### Information supplied

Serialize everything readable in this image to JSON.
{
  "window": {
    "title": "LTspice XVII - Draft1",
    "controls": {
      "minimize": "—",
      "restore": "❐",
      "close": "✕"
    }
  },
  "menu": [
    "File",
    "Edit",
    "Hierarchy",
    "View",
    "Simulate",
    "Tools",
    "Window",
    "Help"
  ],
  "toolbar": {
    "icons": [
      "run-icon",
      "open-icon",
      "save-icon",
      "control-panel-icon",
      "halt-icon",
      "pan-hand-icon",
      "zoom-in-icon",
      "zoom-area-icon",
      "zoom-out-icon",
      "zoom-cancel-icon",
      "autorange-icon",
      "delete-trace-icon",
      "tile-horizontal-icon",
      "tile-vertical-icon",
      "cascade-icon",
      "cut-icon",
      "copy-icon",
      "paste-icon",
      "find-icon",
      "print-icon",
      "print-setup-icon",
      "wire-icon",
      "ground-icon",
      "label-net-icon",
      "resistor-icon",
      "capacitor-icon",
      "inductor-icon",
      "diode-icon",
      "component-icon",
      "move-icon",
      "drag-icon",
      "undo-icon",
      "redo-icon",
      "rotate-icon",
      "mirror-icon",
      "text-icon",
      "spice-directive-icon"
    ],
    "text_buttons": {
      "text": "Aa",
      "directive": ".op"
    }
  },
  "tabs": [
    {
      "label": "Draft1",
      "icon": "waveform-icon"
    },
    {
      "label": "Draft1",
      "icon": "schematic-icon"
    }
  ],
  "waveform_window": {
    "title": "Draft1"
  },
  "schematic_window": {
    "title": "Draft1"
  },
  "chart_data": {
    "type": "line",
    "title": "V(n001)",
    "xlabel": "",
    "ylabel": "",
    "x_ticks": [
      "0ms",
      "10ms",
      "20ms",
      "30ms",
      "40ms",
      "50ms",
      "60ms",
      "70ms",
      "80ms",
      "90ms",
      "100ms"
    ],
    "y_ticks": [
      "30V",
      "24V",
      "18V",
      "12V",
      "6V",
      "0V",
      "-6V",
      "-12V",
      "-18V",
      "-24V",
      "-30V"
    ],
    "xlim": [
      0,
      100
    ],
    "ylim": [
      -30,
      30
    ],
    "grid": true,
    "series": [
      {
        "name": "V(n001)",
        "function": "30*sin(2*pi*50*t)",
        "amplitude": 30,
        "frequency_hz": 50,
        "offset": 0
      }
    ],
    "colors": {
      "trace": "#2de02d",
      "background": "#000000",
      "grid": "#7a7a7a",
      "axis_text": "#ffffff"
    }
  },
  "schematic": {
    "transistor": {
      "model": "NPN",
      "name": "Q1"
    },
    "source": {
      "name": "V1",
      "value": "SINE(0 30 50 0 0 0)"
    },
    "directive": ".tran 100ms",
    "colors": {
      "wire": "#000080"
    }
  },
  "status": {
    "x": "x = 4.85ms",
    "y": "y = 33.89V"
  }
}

### What is being asked
Pull out all lines of the data with the string "tile".

### Result of this exercise
      "tile-horizontal-icon",
      "tile-vertical-icon",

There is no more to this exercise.